— BEGIN Data shown —
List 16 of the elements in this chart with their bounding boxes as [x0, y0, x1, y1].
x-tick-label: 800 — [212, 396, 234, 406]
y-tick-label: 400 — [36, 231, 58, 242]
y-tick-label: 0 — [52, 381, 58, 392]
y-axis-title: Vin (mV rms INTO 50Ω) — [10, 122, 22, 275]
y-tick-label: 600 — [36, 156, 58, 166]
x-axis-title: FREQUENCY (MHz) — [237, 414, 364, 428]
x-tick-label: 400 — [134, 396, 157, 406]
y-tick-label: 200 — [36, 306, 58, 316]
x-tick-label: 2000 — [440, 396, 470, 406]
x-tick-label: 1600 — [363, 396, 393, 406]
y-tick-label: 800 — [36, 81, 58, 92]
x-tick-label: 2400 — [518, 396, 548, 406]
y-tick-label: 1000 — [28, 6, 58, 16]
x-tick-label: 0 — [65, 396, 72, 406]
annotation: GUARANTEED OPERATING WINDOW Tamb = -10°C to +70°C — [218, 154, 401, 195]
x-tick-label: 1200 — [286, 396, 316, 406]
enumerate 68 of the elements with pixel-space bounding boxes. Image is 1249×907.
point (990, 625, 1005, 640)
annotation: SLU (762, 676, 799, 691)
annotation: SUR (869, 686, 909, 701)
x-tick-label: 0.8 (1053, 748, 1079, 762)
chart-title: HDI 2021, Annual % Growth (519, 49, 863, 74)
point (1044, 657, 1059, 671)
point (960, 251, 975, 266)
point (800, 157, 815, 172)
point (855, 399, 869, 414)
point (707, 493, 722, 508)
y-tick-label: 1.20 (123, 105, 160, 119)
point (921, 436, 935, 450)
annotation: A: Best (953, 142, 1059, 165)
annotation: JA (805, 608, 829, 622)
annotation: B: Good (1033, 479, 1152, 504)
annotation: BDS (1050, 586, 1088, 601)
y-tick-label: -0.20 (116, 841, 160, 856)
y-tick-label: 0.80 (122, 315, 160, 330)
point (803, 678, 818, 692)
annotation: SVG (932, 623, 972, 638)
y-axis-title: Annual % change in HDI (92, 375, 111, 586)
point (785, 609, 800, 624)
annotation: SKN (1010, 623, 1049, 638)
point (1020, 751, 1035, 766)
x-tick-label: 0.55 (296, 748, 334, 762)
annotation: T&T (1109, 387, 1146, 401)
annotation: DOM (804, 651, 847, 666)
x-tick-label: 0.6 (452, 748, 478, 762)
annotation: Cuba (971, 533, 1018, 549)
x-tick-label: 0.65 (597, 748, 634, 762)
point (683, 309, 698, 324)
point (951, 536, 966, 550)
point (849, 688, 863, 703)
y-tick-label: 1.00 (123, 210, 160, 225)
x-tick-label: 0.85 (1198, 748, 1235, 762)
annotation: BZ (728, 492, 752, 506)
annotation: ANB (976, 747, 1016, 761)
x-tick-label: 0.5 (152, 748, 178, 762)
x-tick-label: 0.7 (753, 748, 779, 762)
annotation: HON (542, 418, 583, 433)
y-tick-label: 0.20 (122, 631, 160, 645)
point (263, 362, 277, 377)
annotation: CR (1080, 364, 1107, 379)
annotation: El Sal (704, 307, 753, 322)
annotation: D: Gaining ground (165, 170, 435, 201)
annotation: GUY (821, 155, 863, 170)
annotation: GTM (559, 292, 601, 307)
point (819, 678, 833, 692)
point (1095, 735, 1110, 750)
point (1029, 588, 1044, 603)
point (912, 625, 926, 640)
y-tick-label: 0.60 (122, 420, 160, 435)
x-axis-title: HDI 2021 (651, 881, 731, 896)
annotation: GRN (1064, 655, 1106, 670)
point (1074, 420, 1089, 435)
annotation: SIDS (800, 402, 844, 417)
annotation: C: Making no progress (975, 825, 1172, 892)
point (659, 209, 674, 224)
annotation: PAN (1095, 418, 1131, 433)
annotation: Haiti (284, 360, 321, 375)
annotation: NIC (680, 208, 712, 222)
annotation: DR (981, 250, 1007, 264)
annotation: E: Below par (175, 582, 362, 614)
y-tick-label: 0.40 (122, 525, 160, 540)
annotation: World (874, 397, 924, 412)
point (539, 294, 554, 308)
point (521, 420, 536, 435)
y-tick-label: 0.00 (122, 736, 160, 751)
— END Data shown —
→ Given task: Replace "annotation" with "text label" everywhere it occurs in the records, and leave every other character unchanged.

→ Solution to this task:
List 16 of the elements in this chart with their bounding boxes as [x0, y0, x1, y1].
x-tick-label: 800 — [212, 396, 234, 406]
y-tick-label: 400 — [36, 231, 58, 242]
y-tick-label: 0 — [52, 381, 58, 392]
y-axis-title: Vin (mV rms INTO 50Ω) — [10, 122, 22, 275]
y-tick-label: 600 — [36, 156, 58, 166]
x-axis-title: FREQUENCY (MHz) — [237, 414, 364, 428]
x-tick-label: 400 — [134, 396, 157, 406]
y-tick-label: 200 — [36, 306, 58, 316]
x-tick-label: 2000 — [440, 396, 470, 406]
x-tick-label: 1600 — [363, 396, 393, 406]
y-tick-label: 800 — [36, 81, 58, 92]
x-tick-label: 2400 — [518, 396, 548, 406]
y-tick-label: 1000 — [28, 6, 58, 16]
x-tick-label: 0 — [65, 396, 72, 406]
text label: GUARANTEED OPERATING WINDOW Tamb = -10°C to +70°C — [218, 154, 401, 195]
x-tick-label: 1200 — [286, 396, 316, 406]
enumerate 68 of the elements with pixel-space bounding boxes. Image is 1249×907.
point (990, 625, 1005, 640)
text label: SLU (762, 676, 799, 691)
text label: SUR (869, 686, 909, 701)
x-tick-label: 0.8 (1053, 748, 1079, 762)
chart-title: HDI 2021, Annual % Growth (519, 49, 863, 74)
point (1044, 657, 1059, 671)
point (960, 251, 975, 266)
point (800, 157, 815, 172)
point (855, 399, 869, 414)
point (707, 493, 722, 508)
y-tick-label: 1.20 (123, 105, 160, 119)
point (921, 436, 935, 450)
text label: A: Best (953, 142, 1059, 165)
text label: JA (805, 608, 829, 622)
text label: B: Good (1033, 479, 1152, 504)
text label: BDS (1050, 586, 1088, 601)
y-tick-label: -0.20 (116, 841, 160, 856)
y-tick-label: 0.80 (122, 315, 160, 330)
point (803, 678, 818, 692)
text label: SVG (932, 623, 972, 638)
y-axis-title: Annual % change in HDI (92, 375, 111, 586)
point (785, 609, 800, 624)
text label: SKN (1010, 623, 1049, 638)
point (1020, 751, 1035, 766)
x-tick-label: 0.55 (296, 748, 334, 762)
text label: T&T (1109, 387, 1146, 401)
text label: DOM (804, 651, 847, 666)
x-tick-label: 0.6 (452, 748, 478, 762)
text label: Cuba (971, 533, 1018, 549)
x-tick-label: 0.65 (597, 748, 634, 762)
point (683, 309, 698, 324)
point (951, 536, 966, 550)
point (849, 688, 863, 703)
y-tick-label: 1.00 (123, 210, 160, 225)
x-tick-label: 0.85 (1198, 748, 1235, 762)
text label: BZ (728, 492, 752, 506)
text label: ANB (976, 747, 1016, 761)
x-tick-label: 0.5 (152, 748, 178, 762)
x-tick-label: 0.7 (753, 748, 779, 762)
text label: HON (542, 418, 583, 433)
y-tick-label: 0.20 (122, 631, 160, 645)
point (263, 362, 277, 377)
text label: CR (1080, 364, 1107, 379)
text label: El Sal (704, 307, 753, 322)
text label: D: Gaining ground (165, 170, 435, 201)
text label: GUY (821, 155, 863, 170)
text label: GTM (559, 292, 601, 307)
point (819, 678, 833, 692)
point (1095, 735, 1110, 750)
point (1029, 588, 1044, 603)
point (912, 625, 926, 640)
y-tick-label: 0.60 (122, 420, 160, 435)
x-axis-title: HDI 2021 (651, 881, 731, 896)
text label: GRN (1064, 655, 1106, 670)
point (1074, 420, 1089, 435)
text label: SIDS (800, 402, 844, 417)
text label: C: Making no progress (975, 825, 1172, 892)
point (659, 209, 674, 224)
text label: PAN (1095, 418, 1131, 433)
text label: Haiti (284, 360, 321, 375)
text label: NIC (680, 208, 712, 222)
text label: DR (981, 250, 1007, 264)
text label: E: Below par (175, 582, 362, 614)
y-tick-label: 0.40 (122, 525, 160, 540)
text label: World (874, 397, 924, 412)
point (539, 294, 554, 308)
point (521, 420, 536, 435)
y-tick-label: 0.00 (122, 736, 160, 751)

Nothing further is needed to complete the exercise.